▸ Task:
Gather, from the listing beneath this task, every line holding the string "kiếm".

Stored data
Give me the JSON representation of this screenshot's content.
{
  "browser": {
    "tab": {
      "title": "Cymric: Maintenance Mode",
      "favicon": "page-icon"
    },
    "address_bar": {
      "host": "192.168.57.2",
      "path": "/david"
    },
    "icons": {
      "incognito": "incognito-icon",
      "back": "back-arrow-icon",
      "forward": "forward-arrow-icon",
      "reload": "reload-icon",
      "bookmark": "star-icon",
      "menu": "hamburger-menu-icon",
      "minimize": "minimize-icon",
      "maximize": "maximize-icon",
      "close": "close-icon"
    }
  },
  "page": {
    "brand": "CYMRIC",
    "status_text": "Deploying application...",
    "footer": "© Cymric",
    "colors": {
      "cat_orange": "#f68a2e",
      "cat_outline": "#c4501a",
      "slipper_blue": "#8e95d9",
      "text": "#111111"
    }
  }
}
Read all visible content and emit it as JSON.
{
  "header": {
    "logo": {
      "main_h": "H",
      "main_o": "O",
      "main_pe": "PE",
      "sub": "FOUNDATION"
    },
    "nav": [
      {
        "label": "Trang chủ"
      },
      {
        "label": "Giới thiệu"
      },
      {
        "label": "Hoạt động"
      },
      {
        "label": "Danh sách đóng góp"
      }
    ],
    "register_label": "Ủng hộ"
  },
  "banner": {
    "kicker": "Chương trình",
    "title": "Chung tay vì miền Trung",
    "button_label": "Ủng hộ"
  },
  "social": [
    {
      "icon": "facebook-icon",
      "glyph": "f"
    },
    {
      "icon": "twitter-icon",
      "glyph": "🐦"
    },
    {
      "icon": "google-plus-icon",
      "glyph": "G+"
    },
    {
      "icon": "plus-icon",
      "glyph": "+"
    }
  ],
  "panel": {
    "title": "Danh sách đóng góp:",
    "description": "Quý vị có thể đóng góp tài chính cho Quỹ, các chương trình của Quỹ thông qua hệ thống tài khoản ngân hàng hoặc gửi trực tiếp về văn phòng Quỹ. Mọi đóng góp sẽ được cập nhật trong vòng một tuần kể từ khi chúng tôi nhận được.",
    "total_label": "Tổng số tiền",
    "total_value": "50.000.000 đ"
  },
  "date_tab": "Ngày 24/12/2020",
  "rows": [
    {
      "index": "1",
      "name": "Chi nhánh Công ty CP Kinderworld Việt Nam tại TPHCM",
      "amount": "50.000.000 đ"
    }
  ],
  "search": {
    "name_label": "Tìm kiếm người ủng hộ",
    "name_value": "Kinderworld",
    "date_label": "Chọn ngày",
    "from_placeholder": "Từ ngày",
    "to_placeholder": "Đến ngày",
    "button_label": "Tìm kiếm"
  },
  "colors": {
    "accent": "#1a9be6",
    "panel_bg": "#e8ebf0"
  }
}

▸ Answer in full:
    "name_label": "Tìm kiếm người ủng hộ",
    "button_label": "Tìm kiếm"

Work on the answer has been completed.